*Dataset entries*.
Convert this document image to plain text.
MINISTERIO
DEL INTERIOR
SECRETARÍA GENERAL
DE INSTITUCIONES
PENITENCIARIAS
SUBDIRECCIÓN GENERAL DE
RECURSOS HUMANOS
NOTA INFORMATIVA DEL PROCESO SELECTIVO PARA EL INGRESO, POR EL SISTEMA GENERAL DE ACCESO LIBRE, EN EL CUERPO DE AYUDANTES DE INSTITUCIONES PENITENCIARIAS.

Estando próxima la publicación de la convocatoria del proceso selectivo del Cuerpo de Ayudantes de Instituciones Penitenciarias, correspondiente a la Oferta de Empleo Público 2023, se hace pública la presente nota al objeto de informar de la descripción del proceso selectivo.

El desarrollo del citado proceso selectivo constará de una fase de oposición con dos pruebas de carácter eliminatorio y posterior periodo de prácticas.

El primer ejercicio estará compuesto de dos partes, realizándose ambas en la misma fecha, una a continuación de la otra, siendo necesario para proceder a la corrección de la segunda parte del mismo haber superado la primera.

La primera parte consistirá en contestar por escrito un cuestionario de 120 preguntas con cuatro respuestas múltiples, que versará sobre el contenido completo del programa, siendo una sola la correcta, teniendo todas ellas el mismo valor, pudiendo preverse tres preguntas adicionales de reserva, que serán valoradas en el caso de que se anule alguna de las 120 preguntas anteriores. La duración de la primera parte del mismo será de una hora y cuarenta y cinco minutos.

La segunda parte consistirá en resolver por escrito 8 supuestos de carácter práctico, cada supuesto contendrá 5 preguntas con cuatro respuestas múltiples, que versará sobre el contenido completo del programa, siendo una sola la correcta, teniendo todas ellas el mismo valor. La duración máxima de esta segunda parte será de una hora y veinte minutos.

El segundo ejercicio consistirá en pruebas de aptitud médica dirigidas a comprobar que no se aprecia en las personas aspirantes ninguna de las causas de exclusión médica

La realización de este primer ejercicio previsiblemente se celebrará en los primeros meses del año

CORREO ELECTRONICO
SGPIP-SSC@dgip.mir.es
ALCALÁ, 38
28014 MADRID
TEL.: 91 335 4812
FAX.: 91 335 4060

*Instruction*. In the entries above, how many lines hold the word "será"? State the number and nothing else.

*Solution below*. 2